- **Passage provided**
*****
Purpose of the Study:

  • To propose and evaluate a numerically precise method, computed ABC analysis (cABC), for reducing feature sets.
  • To address skewed feature importance distributions by partitioning items into "A", "B", and "C" subsets.
  • To demonstrate the effectiveness of recursive cABC analysis in feature selection for large datasets.

Main Methods:

  • Computed ABC analysis (cABC) was employed, partitioning non-negative numerical items based on ABC curves and Lorenz curve relationships.
  • Recursive application of cABC to subset "A" was performed for further refinement.
  • Experiments were conducted on a generic image dataset and three biomedical datasets (lipidomics, genomics).

Main Results:

  • Recursive cABC analysis effectively reduced data dimensions while preserving relevant information.
  • Feature sets were reduced to 10% or less of original variables, maintaining accurate classification.
  • The method successfully filtered out irrelevant variables and directed feature selection to class-relevant information.

Conclusions:

  • Recursive cABC analysis offers a computationally precise method for minimizing feature sets to the most relevant items.
  • The method provides precise criteria for stopping the reduction process, enhancing data understanding.
  • The cABC method is available as a Python package, facilitating its application in machine learning and data analysis.
*****
- **Problem requirements**
Copy word for word the stretch of the study summary from "Purpose of the" through "datasets (lipidomics, genomics).". The entries that come next are separate material from the study summary.

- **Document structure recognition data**
*****
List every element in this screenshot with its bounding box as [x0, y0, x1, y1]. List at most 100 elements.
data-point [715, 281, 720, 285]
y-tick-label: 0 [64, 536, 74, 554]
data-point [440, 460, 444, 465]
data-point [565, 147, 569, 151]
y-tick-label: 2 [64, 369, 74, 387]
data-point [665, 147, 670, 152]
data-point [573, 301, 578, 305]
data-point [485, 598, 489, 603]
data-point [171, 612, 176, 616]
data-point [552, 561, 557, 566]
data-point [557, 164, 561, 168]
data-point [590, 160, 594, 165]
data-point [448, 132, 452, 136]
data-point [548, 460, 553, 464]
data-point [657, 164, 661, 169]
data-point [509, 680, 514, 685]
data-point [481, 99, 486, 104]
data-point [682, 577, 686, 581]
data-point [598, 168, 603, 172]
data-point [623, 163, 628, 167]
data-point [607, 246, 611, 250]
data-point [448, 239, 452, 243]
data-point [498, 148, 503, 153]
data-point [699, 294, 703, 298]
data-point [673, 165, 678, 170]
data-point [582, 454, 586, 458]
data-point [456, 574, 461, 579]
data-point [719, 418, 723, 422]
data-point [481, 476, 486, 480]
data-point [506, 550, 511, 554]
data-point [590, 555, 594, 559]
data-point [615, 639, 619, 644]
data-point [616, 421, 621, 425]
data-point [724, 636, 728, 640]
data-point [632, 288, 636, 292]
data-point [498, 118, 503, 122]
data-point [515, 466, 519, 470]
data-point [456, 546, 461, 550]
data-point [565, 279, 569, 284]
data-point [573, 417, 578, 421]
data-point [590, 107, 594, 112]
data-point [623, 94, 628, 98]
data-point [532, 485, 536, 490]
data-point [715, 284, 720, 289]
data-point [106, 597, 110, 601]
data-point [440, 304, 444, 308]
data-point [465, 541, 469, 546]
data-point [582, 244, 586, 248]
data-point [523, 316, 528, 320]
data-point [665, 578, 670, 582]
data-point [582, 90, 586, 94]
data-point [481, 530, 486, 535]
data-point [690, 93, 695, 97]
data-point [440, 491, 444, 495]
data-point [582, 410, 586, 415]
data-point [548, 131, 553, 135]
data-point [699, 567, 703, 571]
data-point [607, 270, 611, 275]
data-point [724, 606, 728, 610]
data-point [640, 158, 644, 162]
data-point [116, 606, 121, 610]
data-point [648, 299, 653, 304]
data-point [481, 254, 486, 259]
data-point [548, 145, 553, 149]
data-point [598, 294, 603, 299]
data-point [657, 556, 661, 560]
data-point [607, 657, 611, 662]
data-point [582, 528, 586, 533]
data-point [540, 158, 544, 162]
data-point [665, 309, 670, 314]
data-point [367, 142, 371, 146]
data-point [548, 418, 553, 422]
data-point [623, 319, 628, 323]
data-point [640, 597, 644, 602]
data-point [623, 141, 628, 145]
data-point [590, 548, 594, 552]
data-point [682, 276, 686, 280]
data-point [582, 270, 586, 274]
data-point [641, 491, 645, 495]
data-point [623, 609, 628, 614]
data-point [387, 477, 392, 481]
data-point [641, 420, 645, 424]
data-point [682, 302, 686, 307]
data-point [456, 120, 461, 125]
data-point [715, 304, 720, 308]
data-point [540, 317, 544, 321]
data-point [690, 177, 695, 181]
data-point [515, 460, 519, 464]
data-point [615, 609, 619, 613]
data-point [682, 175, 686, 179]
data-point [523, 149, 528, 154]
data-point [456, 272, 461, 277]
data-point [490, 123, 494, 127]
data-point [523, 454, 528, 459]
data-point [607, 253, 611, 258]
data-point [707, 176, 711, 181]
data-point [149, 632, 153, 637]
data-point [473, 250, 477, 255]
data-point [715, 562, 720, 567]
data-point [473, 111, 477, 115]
*****
- **Completed task**
Purpose of the Study:

  • To propose and evaluate a numerically precise method, computed ABC analysis (cABC), for reducing feature sets.
  • To address skewed feature importance distributions by partitioning items into "A", "B", and "C" subsets.
  • To demonstrate the effectiveness of recursive cABC analysis in feature selection for large datasets.

Main Methods:

  • Computed ABC analysis (cABC) was employed, partitioning non-negative numerical items based on ABC curves and Lorenz curve relationships.
  • Recursive application of cABC to subset "A" was performed for further refinement.
  • Experiments were conducted on a generic image dataset and three biomedical datasets (lipidomics, genomics).